* [Goal]: Find every line in the records that holds the string "海盐县向阳小学教育集团海兴校区学区划定方案". Copy each one.

Part of a data file:
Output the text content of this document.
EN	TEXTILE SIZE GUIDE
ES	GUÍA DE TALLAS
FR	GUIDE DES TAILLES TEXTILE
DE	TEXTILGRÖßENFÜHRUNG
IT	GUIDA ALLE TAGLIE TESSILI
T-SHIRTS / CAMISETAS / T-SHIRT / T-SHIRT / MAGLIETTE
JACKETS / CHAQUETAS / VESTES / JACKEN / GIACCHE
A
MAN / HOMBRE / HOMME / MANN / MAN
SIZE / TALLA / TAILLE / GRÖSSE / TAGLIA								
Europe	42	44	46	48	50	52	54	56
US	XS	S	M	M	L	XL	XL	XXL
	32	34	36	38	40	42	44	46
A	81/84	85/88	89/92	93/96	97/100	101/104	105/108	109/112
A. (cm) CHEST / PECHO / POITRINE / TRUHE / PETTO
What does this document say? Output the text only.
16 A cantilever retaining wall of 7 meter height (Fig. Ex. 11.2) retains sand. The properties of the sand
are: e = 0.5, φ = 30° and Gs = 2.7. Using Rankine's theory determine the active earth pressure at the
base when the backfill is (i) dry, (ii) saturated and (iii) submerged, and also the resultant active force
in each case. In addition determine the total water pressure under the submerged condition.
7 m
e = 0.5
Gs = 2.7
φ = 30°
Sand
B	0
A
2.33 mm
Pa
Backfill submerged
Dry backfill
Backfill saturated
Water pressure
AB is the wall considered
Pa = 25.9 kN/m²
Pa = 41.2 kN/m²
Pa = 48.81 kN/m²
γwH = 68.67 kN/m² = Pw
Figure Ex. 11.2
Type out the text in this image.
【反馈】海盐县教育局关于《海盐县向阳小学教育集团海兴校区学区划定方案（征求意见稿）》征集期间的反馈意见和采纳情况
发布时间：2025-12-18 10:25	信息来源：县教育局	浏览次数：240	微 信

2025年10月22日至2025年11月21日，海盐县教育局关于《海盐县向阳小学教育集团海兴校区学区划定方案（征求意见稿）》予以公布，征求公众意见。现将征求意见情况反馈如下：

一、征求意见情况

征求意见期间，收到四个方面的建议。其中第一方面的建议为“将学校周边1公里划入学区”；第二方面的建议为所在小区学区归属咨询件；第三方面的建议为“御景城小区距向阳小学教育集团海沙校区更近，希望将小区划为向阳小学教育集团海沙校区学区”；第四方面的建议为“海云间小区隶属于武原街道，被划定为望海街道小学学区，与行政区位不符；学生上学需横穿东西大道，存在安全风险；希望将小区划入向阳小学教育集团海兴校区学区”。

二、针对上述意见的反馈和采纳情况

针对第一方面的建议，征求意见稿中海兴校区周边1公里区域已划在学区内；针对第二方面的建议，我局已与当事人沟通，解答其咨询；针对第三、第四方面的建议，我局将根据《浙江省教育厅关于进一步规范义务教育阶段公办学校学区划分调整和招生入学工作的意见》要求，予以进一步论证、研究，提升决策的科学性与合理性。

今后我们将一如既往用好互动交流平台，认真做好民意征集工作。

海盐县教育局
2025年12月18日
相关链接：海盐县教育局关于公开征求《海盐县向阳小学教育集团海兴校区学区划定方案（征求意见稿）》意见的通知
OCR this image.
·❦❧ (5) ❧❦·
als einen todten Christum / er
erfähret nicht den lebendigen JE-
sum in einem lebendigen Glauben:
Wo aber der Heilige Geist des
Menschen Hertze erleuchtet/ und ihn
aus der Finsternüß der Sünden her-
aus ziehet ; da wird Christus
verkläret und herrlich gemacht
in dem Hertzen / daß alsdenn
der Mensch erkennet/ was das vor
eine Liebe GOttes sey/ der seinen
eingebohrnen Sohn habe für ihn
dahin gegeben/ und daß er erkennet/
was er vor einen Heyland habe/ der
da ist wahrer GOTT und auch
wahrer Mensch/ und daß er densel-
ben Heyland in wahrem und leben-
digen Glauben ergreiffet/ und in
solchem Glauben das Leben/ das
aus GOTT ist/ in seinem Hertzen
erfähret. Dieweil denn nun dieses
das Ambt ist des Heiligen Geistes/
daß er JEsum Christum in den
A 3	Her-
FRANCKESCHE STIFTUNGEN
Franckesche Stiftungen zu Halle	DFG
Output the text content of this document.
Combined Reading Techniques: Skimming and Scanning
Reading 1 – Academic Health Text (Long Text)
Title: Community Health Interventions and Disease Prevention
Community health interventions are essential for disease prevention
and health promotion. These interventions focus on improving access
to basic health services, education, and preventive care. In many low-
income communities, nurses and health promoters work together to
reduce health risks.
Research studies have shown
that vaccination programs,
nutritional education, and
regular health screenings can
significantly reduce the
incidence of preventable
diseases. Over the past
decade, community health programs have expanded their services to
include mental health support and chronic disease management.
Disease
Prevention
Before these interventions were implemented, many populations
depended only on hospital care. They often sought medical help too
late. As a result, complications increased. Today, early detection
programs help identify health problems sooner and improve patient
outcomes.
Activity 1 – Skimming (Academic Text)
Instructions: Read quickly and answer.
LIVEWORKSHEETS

* [Correct output]:
【反馈】海盐县教育局关于《海盐县向阳小学教育集团海兴校区学区划定方案（征求意见稿）》征集期间的反馈意见和采纳情况
2025年10月22日至2025年11月21日，海盐县教育局关于《海盐县向阳小学教育集团海兴校区学区划定方案（征求意见稿）》予以公布，征求公众意见。现将征求意见情况反馈如下：
相关链接：海盐县教育局关于公开征求《海盐县向阳小学教育集团海兴校区学区划定方案（征求意见稿）》意见的通知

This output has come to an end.